» The problem: Extract each line from the entries below that has the string "maintain" in it.

[Page transcription entries]
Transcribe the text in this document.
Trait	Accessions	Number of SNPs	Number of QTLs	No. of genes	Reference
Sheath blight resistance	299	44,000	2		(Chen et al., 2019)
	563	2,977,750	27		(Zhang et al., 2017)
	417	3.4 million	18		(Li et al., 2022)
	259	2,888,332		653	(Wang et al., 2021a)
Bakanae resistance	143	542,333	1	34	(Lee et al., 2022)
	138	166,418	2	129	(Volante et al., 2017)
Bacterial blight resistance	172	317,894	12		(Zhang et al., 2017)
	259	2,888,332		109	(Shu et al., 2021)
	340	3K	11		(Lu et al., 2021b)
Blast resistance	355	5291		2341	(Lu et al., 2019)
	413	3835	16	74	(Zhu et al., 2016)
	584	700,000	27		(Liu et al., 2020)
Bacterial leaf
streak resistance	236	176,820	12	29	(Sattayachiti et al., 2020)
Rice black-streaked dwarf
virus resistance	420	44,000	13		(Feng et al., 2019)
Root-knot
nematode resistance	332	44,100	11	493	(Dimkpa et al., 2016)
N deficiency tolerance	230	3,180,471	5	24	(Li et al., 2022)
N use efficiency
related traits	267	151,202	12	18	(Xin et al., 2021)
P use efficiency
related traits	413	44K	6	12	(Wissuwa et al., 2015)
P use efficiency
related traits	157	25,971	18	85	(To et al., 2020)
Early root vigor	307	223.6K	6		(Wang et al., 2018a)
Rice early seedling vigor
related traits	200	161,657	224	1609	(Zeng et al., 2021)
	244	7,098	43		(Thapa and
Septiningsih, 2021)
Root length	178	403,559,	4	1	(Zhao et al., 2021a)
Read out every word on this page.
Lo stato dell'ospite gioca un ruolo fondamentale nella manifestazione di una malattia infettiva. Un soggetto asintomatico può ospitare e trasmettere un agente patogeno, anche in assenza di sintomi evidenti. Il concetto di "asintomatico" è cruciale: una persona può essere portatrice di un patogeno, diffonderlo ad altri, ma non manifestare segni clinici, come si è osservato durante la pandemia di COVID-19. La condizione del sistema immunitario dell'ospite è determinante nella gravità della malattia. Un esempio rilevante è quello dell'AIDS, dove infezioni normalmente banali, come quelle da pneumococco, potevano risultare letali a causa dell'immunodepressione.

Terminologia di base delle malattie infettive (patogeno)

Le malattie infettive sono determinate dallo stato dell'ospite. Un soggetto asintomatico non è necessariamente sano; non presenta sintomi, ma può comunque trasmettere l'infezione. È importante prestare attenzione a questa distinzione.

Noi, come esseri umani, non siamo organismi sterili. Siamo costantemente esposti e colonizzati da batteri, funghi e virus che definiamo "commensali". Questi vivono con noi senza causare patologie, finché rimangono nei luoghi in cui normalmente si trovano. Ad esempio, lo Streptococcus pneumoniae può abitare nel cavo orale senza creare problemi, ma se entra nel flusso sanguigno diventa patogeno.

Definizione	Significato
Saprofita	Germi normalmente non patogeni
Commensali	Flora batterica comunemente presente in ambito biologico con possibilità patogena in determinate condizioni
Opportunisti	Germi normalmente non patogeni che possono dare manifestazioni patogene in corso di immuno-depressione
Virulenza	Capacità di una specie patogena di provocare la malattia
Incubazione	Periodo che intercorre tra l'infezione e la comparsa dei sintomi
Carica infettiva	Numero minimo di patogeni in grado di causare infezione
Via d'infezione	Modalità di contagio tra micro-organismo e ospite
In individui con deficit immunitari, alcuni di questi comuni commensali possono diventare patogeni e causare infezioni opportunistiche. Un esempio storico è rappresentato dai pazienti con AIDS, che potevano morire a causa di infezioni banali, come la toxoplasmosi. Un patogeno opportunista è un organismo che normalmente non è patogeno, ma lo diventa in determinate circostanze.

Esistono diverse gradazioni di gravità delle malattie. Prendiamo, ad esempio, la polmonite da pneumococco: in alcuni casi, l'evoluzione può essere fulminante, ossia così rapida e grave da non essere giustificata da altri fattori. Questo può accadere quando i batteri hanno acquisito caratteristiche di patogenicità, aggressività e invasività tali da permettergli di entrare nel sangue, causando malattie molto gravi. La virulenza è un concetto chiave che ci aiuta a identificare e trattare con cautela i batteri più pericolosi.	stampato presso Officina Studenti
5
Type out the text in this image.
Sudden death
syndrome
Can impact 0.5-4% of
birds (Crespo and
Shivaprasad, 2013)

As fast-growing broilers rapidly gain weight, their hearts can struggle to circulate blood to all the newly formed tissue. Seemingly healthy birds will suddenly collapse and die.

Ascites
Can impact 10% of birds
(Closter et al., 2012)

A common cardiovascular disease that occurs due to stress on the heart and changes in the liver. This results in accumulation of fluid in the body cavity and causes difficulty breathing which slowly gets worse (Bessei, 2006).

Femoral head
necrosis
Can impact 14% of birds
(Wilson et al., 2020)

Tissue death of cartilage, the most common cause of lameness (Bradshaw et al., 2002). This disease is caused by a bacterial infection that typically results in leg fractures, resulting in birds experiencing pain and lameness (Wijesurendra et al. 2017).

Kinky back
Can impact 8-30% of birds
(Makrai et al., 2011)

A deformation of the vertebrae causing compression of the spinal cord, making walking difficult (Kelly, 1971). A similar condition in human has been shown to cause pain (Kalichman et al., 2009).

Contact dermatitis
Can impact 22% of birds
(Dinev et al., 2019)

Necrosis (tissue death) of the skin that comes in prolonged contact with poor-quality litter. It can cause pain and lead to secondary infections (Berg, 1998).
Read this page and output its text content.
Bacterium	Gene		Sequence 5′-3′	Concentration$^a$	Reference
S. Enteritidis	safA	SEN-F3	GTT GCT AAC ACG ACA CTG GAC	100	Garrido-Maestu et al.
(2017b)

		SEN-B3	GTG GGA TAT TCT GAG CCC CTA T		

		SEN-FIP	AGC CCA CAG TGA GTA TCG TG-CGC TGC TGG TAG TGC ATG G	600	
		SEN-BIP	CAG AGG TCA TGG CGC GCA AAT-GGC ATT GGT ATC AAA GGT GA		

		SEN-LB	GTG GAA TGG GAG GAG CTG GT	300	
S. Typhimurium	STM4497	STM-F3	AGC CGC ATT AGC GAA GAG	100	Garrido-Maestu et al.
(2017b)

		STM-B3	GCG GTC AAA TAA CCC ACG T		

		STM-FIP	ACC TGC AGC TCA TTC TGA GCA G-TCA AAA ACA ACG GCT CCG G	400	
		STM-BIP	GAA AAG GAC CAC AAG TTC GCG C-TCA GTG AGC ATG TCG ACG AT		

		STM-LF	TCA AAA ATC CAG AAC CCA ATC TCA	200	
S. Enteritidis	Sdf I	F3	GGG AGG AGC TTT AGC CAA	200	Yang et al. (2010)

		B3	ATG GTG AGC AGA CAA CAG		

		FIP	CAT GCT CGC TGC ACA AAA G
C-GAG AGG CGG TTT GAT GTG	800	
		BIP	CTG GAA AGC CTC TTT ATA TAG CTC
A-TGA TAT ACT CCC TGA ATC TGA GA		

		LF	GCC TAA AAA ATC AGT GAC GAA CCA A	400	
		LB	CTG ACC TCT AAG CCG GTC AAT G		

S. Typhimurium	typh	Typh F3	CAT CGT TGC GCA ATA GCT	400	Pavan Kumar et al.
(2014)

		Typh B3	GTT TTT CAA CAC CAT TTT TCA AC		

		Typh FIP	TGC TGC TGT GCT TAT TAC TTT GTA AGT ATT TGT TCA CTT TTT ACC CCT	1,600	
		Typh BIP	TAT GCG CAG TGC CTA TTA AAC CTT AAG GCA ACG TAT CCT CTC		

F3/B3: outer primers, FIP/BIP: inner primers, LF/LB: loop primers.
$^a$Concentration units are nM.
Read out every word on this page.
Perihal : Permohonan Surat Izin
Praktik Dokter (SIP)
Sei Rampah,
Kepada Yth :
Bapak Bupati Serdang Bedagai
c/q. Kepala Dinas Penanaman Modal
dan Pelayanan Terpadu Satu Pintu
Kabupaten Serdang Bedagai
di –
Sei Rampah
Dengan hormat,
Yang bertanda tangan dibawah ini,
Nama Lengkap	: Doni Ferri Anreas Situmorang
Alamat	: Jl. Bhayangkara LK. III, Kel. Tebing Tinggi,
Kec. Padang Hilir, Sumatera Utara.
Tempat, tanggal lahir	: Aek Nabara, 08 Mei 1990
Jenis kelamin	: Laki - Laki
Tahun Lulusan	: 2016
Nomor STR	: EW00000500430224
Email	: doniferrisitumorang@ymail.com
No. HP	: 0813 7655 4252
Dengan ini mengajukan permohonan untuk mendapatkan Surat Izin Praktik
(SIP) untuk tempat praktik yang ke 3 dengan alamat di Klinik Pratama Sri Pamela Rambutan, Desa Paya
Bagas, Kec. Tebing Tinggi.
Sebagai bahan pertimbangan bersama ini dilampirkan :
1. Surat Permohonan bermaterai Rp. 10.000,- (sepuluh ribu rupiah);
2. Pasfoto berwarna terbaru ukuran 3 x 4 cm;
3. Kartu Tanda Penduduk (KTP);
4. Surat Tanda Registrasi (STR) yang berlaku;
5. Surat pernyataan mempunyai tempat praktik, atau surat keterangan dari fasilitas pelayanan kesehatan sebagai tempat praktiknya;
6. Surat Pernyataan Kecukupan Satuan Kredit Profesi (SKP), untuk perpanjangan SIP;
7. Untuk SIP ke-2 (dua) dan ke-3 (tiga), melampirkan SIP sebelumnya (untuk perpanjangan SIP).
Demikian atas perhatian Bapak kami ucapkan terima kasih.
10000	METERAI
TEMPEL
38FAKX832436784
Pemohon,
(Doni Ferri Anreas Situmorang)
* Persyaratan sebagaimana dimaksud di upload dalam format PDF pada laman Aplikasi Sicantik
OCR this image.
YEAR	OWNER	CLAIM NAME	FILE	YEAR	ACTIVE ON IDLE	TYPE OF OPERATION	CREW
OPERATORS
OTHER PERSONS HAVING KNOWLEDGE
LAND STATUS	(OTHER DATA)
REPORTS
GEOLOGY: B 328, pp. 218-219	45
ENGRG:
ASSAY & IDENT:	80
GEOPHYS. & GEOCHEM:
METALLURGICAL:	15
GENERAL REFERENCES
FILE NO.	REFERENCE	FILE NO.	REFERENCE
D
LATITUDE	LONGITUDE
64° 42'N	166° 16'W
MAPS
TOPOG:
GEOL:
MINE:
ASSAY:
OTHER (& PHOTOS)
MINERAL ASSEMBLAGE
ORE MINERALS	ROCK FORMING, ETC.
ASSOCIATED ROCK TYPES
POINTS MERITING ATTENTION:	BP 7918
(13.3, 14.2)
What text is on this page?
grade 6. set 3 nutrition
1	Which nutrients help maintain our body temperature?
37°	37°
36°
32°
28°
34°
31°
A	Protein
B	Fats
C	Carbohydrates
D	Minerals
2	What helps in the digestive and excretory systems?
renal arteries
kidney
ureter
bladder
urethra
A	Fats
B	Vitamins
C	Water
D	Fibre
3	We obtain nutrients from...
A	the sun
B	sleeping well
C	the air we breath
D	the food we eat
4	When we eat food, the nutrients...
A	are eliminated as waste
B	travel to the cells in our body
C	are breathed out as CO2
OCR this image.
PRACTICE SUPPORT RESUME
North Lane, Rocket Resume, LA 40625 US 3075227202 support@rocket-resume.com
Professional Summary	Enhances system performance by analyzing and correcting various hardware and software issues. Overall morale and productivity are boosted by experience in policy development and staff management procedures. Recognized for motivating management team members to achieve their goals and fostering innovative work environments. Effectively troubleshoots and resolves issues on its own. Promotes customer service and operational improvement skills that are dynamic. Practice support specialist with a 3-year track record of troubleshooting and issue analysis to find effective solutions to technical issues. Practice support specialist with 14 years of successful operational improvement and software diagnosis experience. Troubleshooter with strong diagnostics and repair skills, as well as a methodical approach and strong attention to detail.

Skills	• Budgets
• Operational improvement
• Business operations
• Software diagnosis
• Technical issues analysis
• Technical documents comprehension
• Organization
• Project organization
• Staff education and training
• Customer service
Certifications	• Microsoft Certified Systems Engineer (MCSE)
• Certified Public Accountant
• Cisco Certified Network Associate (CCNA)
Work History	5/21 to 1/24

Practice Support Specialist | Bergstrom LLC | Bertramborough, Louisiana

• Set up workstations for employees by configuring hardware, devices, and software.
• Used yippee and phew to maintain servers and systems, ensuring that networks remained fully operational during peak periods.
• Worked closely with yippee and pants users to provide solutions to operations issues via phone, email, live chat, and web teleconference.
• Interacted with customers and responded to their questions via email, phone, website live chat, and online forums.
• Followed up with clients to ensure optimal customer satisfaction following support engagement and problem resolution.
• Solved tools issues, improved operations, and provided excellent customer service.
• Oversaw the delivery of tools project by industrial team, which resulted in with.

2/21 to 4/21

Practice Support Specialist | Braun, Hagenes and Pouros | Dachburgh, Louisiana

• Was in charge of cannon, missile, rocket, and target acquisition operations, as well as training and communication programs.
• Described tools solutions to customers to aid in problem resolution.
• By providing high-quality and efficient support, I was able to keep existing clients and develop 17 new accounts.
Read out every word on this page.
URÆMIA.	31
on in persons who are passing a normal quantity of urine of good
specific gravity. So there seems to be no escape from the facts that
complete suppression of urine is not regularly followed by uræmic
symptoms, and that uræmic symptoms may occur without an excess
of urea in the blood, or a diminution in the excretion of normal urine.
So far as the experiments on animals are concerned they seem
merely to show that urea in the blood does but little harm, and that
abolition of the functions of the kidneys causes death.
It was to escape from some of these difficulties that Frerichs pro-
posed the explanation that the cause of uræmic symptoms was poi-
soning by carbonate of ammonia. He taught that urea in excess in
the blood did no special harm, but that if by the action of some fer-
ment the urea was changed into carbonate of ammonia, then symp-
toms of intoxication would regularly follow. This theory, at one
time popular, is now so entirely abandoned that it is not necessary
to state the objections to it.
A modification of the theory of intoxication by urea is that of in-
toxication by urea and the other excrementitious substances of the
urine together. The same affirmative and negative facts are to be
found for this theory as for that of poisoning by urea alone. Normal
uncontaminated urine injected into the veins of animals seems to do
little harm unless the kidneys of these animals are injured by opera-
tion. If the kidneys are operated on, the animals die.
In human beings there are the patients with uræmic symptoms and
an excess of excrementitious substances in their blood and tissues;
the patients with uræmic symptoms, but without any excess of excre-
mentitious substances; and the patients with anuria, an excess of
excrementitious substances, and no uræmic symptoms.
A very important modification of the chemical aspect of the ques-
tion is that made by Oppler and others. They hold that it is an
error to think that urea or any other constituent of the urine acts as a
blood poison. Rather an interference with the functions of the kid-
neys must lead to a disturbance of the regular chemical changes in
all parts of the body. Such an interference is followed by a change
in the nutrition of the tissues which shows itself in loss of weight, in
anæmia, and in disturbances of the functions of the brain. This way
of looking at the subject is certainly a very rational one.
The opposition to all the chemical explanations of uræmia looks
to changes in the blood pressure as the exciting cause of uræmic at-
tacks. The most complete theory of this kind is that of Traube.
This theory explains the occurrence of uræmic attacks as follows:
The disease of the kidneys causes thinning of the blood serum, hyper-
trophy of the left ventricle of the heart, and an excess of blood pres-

» Task answer:
1	Which nutrients help maintain our body temperature?
• Used yippee and phew to maintain servers and systems, ensuring that networks remained fully operational during peak periods.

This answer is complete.